Written instruction: How many lines in the listing below include the word "opponent"? Reply with the count alone.

Input material:
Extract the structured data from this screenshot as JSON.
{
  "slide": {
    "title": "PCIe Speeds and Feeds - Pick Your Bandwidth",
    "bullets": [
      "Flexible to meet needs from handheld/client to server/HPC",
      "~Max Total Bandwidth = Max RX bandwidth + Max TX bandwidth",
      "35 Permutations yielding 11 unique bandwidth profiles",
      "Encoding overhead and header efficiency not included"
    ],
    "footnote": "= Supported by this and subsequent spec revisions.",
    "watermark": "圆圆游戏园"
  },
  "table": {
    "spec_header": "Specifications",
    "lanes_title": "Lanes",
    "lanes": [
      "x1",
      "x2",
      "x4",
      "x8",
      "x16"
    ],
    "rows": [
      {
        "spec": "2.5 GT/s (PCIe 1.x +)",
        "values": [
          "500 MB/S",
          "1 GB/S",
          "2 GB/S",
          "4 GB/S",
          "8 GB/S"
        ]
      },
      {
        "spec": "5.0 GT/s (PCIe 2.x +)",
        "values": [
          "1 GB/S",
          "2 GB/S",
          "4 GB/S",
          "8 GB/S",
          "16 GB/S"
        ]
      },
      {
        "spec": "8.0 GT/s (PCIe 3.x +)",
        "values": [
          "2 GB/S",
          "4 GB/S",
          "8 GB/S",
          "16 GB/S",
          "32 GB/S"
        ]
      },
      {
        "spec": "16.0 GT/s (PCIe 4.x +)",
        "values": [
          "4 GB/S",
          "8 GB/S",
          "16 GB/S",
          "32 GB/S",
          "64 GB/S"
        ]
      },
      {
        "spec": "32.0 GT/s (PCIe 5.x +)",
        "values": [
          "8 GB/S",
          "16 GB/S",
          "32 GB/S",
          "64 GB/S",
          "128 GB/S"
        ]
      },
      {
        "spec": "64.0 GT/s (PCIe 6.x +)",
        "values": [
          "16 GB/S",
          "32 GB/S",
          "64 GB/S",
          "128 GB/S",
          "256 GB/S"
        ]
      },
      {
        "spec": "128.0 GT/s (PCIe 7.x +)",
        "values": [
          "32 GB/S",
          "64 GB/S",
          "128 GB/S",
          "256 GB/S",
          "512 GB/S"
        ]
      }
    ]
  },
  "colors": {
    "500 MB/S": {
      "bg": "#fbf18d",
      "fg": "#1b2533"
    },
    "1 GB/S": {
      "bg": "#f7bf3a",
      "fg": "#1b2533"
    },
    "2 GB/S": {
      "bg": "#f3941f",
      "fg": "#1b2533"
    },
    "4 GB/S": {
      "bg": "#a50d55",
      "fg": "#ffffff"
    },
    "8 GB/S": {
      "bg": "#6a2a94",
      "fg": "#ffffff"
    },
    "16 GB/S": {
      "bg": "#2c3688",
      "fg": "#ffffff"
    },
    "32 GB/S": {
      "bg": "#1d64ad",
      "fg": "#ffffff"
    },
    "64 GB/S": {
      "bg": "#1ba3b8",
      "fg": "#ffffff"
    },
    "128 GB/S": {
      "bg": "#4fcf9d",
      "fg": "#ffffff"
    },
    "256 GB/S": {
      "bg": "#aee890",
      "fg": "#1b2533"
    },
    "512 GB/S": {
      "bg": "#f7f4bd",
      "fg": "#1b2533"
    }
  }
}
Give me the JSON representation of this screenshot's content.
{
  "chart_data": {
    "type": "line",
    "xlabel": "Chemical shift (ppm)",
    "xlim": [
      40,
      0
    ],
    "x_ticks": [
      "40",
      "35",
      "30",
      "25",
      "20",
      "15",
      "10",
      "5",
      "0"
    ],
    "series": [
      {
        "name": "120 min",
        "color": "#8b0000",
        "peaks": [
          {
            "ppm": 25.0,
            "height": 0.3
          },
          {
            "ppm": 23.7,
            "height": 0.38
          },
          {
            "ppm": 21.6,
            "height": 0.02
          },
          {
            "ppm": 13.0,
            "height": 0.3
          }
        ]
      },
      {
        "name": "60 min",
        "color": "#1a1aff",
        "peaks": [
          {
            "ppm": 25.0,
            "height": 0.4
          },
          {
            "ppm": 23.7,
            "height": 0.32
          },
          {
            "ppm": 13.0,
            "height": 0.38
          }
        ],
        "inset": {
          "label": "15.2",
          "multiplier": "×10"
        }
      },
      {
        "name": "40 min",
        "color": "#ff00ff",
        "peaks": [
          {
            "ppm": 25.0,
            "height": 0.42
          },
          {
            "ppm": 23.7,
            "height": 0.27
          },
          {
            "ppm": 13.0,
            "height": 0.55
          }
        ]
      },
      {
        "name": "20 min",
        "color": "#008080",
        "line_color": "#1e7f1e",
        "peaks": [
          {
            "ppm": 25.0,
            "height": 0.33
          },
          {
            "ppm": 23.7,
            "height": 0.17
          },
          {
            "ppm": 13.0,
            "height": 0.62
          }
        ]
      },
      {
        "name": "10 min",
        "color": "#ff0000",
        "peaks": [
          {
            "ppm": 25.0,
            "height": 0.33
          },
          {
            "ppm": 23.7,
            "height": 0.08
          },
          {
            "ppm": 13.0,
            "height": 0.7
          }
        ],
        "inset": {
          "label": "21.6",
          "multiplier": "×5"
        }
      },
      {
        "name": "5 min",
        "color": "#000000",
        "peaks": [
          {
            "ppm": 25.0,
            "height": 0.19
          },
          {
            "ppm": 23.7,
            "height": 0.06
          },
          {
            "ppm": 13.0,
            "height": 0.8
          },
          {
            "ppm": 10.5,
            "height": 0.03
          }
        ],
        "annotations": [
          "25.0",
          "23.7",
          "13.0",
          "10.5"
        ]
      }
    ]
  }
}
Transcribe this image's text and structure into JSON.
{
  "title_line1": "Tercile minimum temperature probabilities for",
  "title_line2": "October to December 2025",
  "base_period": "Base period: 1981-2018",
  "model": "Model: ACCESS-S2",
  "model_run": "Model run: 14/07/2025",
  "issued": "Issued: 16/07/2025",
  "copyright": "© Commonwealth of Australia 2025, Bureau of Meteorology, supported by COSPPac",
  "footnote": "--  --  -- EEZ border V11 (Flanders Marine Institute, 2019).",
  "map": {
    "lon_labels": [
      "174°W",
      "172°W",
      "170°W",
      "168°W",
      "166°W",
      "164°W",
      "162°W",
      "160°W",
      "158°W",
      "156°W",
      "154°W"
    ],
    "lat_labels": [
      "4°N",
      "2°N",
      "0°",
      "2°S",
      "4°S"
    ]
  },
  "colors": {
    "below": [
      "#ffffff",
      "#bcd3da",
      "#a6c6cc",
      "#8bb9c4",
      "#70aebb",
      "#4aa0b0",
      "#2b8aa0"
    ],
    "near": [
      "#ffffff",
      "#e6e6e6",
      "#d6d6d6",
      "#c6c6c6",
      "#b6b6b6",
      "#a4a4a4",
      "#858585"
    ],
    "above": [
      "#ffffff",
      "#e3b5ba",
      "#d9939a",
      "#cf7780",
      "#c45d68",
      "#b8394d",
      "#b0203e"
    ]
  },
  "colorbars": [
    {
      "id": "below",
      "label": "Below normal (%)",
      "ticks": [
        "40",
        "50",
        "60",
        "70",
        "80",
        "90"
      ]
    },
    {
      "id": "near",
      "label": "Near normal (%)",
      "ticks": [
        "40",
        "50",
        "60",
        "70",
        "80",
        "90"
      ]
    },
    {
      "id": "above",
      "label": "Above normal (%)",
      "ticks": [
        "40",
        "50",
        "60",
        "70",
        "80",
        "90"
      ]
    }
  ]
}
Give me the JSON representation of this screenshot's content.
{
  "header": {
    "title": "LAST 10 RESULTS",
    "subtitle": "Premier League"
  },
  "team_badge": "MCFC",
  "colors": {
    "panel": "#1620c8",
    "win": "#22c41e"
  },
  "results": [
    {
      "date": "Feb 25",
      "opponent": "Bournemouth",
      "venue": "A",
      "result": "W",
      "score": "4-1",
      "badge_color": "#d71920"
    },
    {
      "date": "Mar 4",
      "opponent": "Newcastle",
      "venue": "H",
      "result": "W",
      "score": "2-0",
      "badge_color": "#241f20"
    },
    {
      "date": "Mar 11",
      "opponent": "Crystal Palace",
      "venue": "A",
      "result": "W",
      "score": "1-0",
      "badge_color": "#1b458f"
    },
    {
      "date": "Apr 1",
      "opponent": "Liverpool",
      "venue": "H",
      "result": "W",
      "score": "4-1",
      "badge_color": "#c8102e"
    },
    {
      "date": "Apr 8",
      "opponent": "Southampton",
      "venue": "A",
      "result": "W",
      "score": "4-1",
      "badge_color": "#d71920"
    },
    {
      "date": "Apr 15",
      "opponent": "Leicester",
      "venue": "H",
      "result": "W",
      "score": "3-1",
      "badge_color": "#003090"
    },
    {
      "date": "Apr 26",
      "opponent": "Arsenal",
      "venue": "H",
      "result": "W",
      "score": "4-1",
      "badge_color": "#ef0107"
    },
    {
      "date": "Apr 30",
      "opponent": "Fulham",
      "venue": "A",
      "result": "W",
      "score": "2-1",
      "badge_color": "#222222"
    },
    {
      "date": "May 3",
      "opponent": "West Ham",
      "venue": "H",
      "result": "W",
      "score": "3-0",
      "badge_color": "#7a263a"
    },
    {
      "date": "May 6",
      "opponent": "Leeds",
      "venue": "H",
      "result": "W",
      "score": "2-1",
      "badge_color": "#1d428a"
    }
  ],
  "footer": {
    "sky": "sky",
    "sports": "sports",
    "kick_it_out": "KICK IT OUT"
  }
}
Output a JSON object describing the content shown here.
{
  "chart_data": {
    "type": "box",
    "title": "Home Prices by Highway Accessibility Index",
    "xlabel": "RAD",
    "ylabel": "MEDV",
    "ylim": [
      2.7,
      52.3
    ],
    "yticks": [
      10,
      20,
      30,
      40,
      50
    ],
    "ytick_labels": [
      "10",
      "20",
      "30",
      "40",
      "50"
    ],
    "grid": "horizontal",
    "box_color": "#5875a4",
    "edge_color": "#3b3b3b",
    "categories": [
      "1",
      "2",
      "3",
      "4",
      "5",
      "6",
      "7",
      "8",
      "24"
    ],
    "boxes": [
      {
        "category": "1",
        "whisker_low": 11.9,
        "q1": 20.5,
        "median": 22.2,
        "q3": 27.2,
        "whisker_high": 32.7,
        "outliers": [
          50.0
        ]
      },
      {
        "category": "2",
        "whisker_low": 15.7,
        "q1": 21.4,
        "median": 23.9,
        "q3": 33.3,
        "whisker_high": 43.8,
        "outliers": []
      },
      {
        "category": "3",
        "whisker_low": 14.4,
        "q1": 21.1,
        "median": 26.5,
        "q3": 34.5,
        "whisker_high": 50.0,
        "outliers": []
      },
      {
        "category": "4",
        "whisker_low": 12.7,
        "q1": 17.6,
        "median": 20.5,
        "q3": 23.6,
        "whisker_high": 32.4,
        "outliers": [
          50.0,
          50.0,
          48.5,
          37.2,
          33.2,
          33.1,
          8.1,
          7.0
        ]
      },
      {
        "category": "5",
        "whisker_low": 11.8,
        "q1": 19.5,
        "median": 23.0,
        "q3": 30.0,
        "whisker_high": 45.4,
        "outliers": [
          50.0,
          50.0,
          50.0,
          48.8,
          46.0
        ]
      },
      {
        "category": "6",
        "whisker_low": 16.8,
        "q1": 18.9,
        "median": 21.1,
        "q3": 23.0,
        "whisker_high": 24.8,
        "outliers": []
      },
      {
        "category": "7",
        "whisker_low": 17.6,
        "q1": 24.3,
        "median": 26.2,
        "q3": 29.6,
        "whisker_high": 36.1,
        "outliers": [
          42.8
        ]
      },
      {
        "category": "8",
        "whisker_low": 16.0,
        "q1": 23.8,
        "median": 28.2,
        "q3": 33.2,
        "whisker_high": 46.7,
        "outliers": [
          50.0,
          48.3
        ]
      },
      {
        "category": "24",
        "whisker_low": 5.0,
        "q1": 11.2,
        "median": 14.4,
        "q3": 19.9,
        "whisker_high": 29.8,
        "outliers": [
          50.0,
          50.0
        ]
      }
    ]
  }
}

Full answer: 10